● **WHAT IS EXPECTED**
Your copy should begin at the line containing "Extract the structured" and end at the last line of the records; transcribe those lines exactly and leave out every picture.
++++ RECORDS FOR PROCESSING
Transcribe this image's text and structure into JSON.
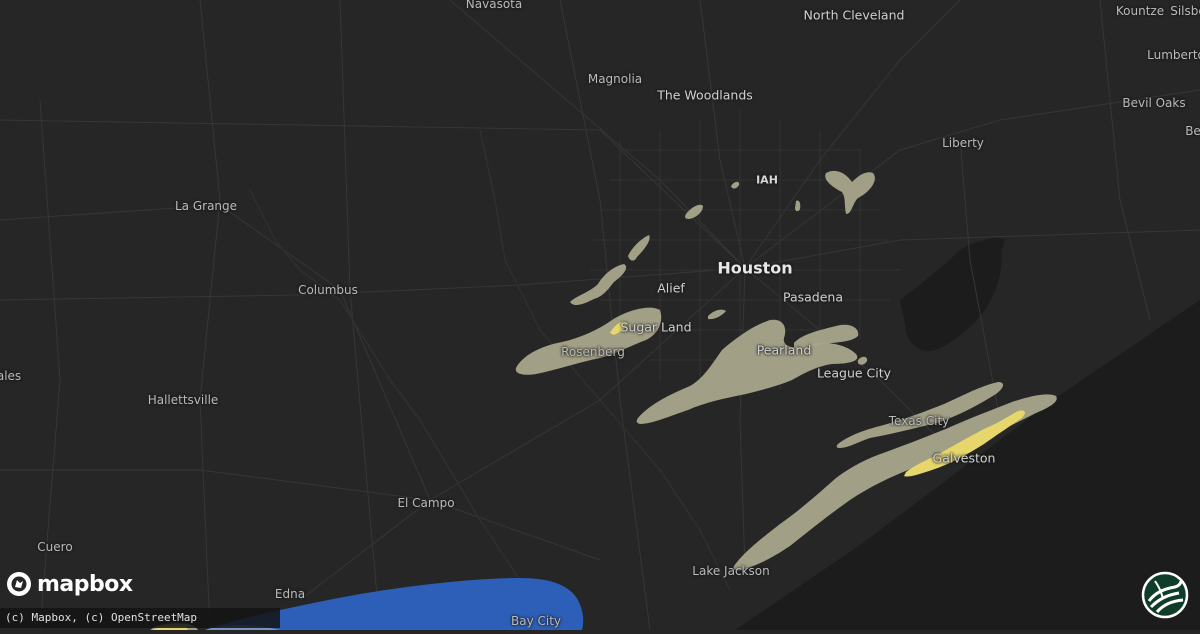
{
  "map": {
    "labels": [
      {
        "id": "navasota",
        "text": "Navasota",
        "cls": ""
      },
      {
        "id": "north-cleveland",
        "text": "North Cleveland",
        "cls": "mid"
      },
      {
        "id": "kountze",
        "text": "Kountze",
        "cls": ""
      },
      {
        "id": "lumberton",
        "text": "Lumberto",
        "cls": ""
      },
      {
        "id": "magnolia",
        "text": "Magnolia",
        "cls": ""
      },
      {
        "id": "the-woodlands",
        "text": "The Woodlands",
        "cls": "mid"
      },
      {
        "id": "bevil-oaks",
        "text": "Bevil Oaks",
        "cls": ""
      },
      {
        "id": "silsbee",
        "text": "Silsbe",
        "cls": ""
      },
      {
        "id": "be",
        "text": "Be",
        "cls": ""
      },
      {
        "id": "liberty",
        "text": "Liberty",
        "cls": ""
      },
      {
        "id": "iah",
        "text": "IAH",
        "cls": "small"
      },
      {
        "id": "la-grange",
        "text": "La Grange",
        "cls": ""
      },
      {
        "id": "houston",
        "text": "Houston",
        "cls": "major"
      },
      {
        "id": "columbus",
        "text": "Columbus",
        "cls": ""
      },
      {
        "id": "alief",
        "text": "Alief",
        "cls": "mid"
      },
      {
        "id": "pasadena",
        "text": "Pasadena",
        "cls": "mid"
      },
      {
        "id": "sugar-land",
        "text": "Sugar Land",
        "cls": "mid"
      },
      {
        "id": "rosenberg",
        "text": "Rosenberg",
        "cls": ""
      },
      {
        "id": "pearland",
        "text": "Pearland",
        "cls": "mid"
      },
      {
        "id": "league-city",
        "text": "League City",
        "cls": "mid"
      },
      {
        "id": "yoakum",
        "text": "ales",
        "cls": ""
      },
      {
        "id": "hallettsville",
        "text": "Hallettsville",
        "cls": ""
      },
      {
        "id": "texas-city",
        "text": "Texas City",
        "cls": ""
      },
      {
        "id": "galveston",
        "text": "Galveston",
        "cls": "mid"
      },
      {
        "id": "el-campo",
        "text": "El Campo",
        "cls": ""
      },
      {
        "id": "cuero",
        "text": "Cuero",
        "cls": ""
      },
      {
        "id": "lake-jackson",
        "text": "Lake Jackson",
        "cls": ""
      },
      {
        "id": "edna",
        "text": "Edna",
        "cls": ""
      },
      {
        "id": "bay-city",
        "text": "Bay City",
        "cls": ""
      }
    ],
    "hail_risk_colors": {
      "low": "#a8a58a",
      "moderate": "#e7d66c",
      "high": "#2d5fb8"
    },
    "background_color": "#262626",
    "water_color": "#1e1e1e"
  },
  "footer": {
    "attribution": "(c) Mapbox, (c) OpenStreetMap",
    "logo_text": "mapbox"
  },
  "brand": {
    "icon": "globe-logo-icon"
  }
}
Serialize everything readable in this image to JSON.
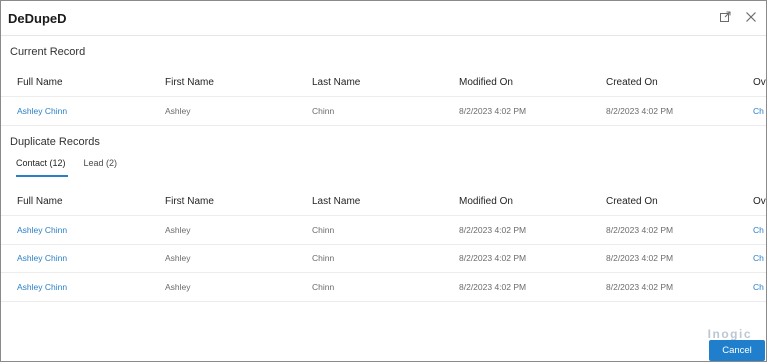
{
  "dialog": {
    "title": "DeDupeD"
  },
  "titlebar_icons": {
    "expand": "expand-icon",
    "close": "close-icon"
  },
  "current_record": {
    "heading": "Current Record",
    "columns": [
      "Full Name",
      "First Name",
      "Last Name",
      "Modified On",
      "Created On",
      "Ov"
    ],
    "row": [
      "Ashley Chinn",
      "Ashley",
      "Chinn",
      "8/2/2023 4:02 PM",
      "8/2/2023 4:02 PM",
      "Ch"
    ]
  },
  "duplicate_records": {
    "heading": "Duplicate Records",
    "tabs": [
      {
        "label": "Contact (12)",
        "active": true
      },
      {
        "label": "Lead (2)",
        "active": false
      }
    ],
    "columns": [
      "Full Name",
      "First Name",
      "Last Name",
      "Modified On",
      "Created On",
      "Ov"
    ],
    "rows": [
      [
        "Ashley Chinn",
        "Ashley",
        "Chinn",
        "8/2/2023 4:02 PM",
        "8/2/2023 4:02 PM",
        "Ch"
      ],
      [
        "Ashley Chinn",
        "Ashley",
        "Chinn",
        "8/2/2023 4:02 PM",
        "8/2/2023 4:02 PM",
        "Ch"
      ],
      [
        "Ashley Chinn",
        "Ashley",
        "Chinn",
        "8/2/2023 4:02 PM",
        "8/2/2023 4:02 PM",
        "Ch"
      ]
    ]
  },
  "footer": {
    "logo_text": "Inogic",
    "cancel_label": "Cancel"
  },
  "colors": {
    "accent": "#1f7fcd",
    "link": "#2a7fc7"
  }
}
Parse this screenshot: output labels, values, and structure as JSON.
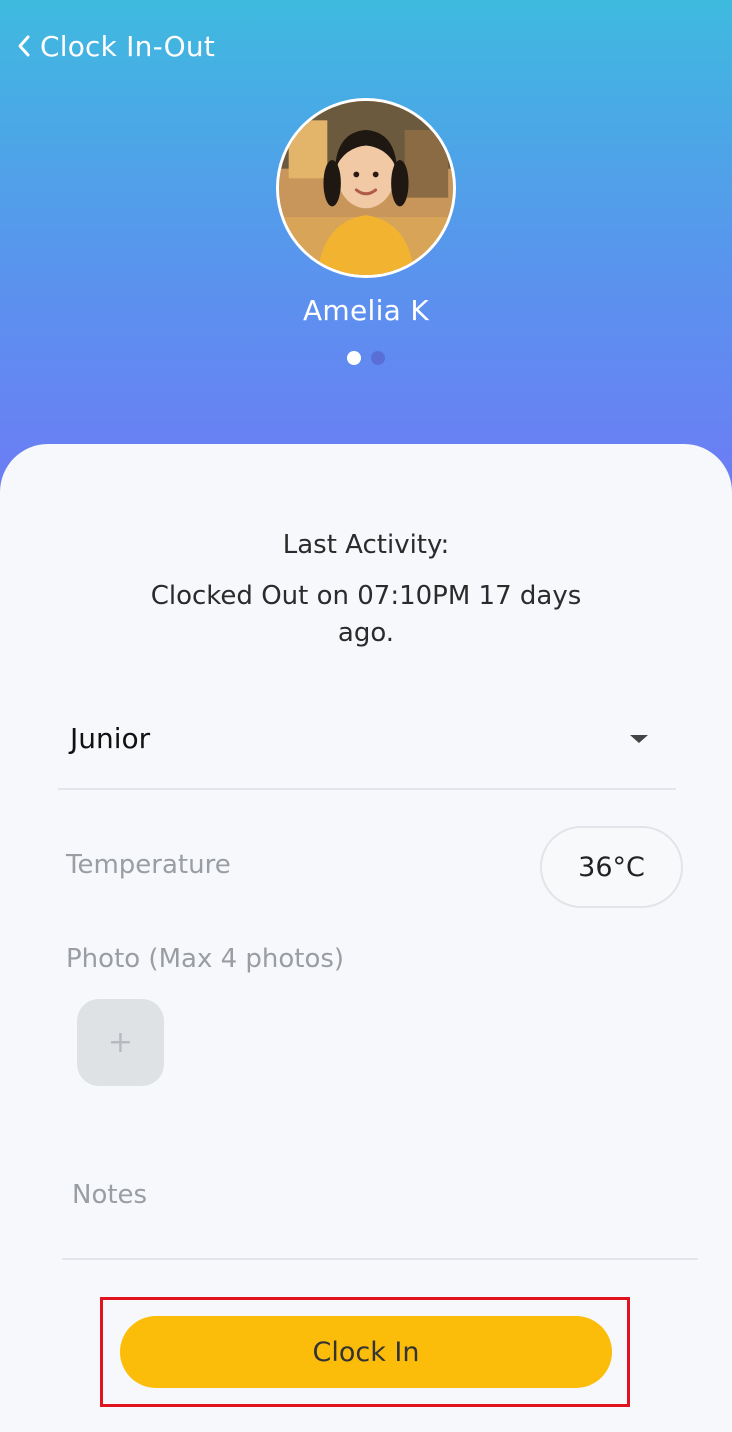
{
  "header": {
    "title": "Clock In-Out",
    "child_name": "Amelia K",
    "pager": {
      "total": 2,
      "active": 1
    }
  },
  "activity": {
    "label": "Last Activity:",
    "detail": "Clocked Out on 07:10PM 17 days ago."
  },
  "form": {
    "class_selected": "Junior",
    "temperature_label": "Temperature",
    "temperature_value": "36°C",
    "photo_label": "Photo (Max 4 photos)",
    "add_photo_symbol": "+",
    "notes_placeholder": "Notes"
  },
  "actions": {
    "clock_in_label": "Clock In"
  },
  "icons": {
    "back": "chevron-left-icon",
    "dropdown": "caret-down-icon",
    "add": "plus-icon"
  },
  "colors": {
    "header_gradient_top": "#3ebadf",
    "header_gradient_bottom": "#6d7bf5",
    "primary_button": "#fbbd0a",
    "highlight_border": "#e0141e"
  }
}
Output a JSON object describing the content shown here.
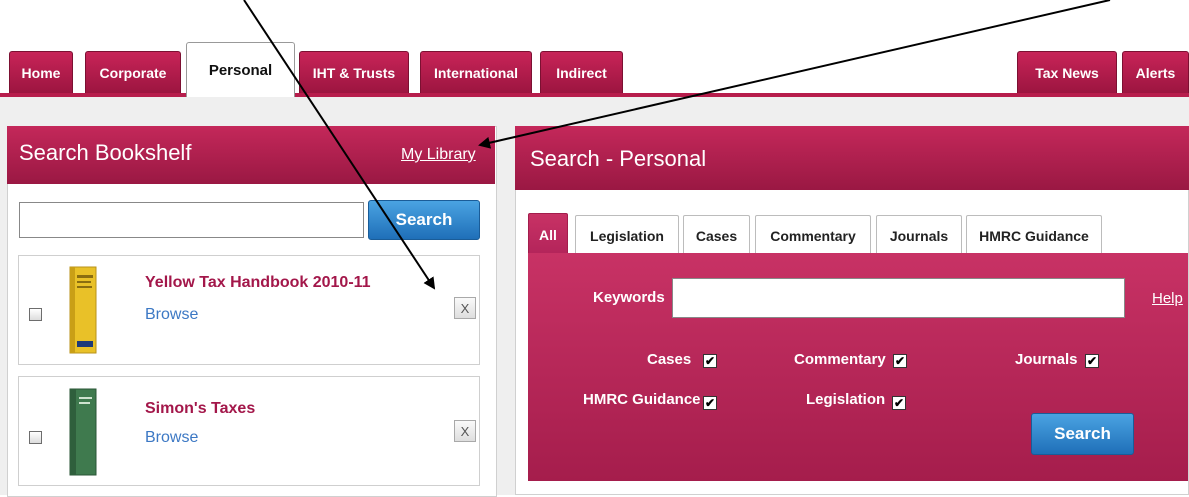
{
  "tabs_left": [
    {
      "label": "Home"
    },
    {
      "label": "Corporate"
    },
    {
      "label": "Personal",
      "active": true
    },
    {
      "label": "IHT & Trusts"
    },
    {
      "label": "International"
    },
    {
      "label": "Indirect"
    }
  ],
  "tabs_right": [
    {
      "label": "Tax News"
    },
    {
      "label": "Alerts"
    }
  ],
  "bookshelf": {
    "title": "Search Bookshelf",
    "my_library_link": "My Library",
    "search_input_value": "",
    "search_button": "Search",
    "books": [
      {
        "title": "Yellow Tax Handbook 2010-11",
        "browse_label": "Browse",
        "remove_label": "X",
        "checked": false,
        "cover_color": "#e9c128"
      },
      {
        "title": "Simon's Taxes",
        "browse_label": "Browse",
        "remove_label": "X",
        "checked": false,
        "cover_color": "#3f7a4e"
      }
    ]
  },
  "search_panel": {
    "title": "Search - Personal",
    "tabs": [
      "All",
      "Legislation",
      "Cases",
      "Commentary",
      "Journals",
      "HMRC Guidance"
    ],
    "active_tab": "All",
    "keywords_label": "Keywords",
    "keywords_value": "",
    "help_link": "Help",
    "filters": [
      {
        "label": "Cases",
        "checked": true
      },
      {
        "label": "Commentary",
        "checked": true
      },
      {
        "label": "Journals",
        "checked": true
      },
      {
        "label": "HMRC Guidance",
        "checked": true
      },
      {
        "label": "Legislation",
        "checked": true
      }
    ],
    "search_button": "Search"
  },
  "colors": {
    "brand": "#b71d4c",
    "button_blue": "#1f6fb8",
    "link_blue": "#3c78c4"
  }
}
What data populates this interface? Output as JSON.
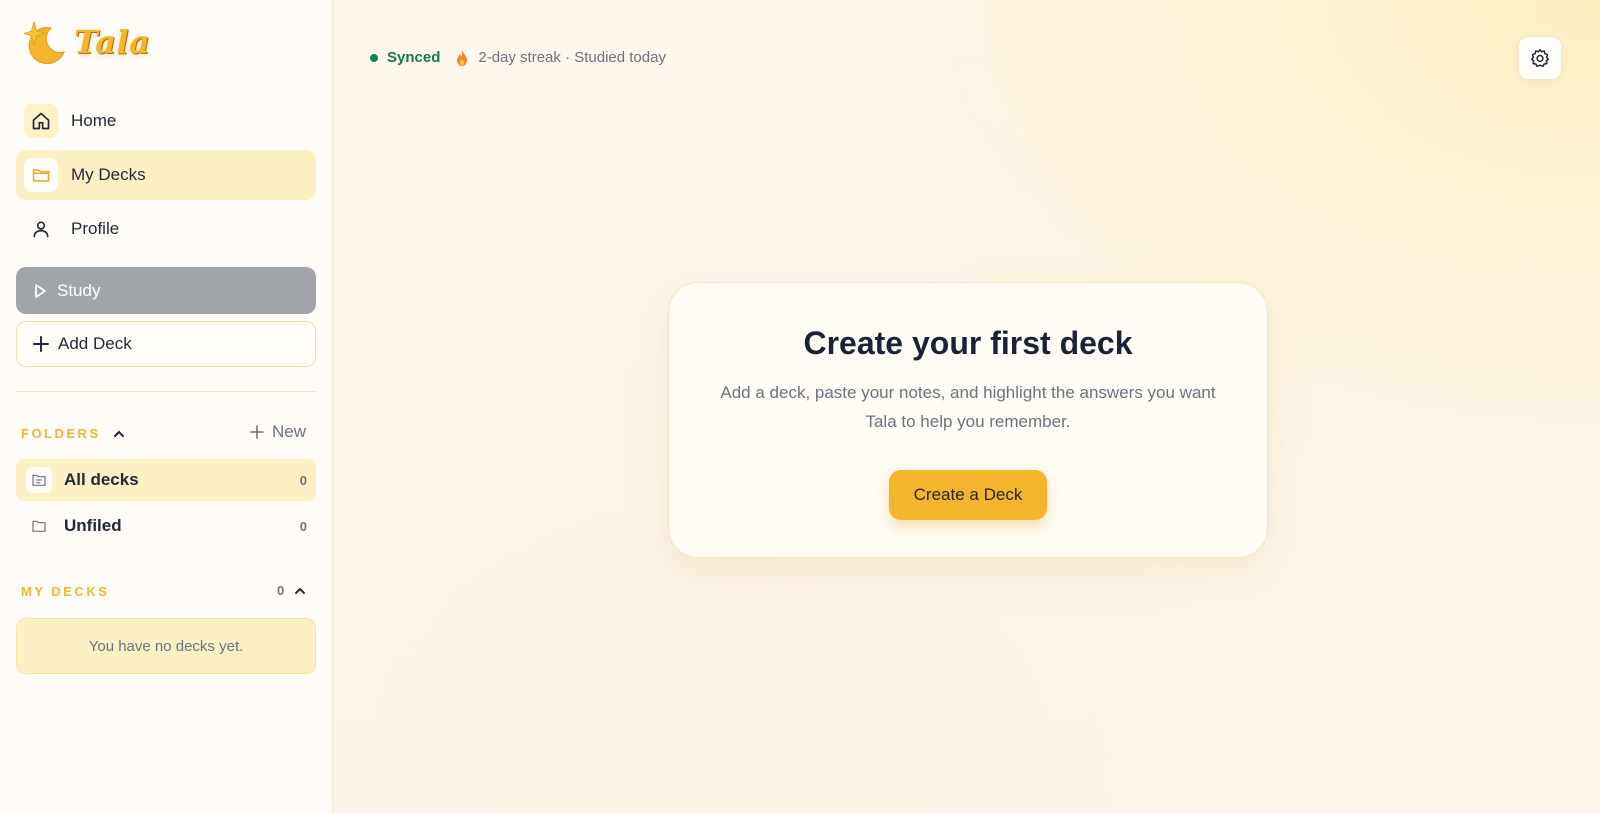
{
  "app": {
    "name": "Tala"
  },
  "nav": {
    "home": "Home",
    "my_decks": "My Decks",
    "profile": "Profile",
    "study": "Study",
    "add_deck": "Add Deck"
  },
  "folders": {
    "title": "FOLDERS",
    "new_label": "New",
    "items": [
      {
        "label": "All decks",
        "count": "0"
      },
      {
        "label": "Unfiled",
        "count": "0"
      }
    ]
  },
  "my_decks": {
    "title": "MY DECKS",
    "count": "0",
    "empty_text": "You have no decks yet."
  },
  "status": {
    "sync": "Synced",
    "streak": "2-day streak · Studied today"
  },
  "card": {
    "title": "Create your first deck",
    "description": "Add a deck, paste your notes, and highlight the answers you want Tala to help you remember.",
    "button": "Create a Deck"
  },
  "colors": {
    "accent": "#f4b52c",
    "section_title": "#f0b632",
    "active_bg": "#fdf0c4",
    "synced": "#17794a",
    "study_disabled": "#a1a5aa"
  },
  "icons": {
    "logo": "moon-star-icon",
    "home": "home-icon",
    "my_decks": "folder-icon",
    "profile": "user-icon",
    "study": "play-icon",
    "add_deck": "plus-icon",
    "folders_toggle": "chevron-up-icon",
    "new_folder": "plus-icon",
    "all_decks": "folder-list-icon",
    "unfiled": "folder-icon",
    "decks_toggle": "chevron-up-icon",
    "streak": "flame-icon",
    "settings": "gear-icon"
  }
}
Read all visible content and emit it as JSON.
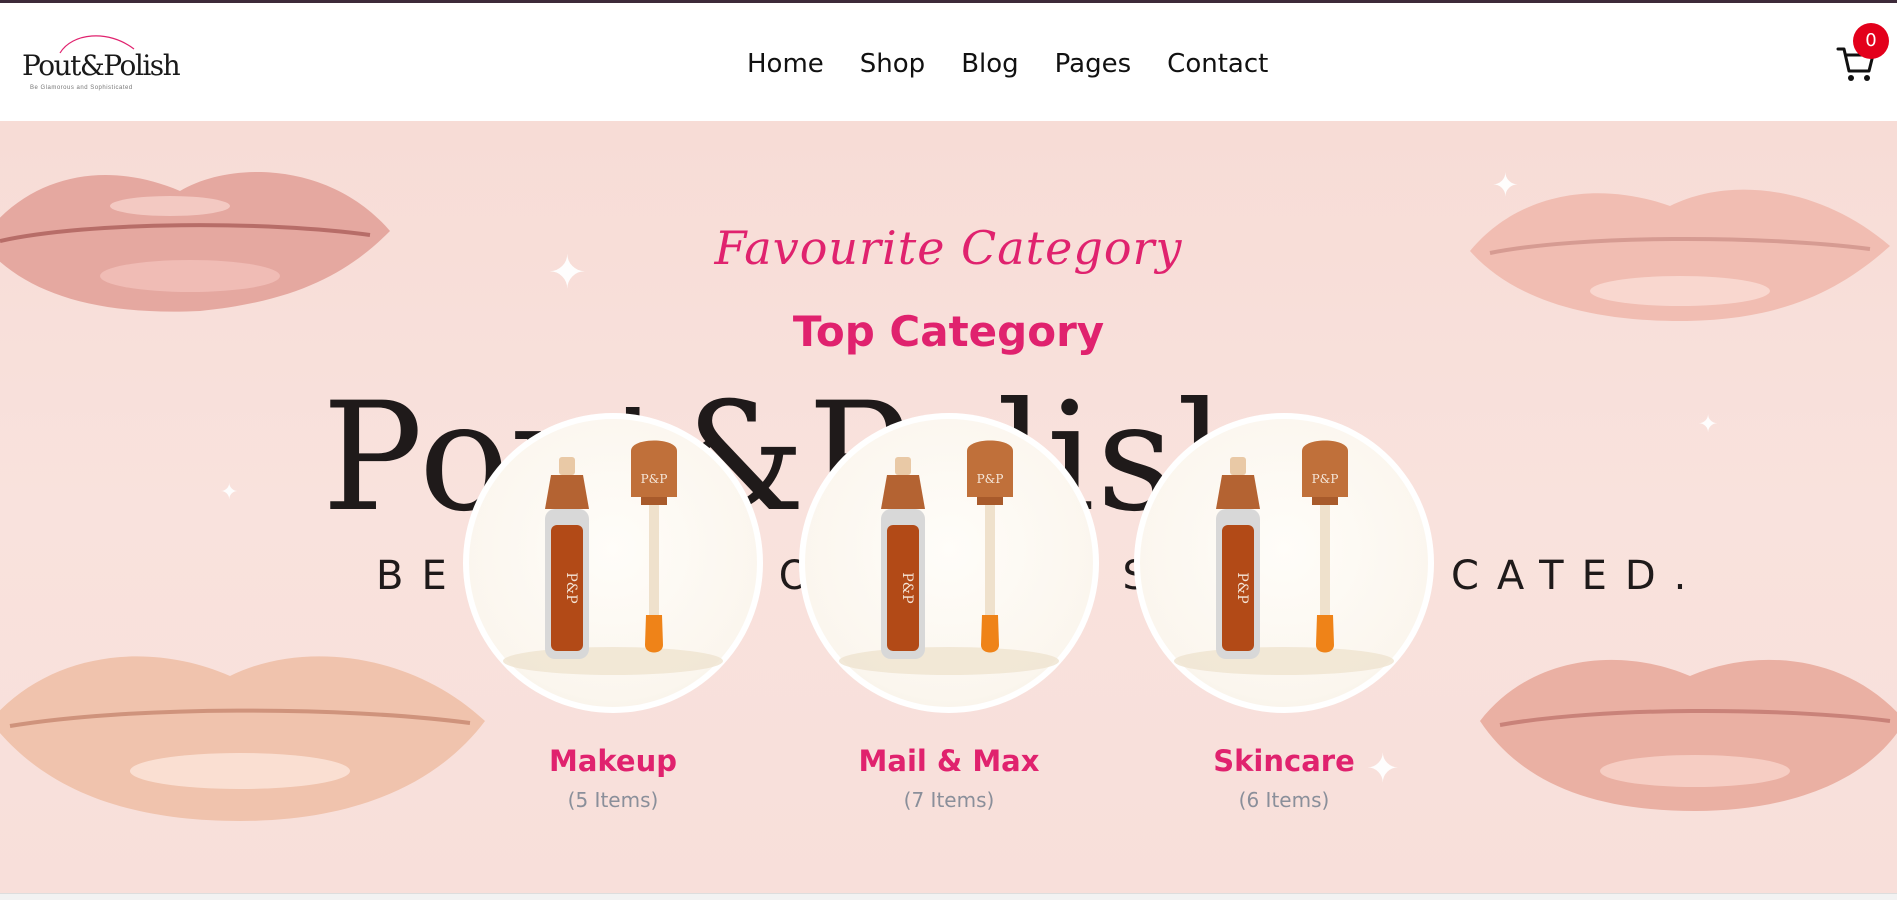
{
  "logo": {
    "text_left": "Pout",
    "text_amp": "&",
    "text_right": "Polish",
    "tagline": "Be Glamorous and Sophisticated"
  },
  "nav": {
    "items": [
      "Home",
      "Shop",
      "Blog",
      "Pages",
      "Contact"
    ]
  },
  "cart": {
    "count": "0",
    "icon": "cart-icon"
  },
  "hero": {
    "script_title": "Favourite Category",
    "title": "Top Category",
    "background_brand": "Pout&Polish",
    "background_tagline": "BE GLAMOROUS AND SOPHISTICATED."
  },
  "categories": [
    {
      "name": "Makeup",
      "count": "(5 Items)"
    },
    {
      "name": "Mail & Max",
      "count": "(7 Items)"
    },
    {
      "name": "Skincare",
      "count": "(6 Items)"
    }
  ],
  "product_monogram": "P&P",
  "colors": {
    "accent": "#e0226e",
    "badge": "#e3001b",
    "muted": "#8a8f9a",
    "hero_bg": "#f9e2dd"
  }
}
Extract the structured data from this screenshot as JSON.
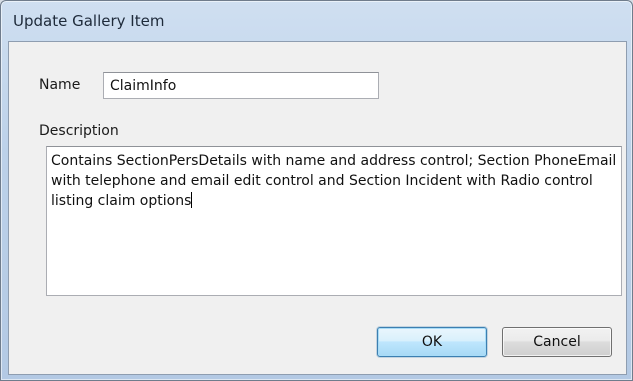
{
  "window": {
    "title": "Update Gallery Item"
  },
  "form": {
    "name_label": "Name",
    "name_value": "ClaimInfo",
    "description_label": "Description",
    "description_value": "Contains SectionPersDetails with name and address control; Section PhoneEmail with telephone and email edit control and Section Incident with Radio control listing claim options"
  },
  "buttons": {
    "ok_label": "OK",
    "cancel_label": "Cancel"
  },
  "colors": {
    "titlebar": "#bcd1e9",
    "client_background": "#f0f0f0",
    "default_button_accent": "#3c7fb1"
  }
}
++++++++
● **COMPLETE ANSWER**
Extract the structured data from this screenshot as JSON.
{
  "window": {
    "title": "Update Gallery Item"
  },
  "form": {
    "name_label": "Name",
    "name_value": "ClaimInfo",
    "description_label": "Description",
    "description_value": "Contains SectionPersDetails with name and address control; Section PhoneEmail with telephone and email edit control and Section Incident with Radio control listing claim options"
  },
  "buttons": {
    "ok_label": "OK",
    "cancel_label": "Cancel"
  },
  "colors": {
    "titlebar": "#bcd1e9",
    "client_background": "#f0f0f0",
    "default_button_accent": "#3c7fb1"
  }
}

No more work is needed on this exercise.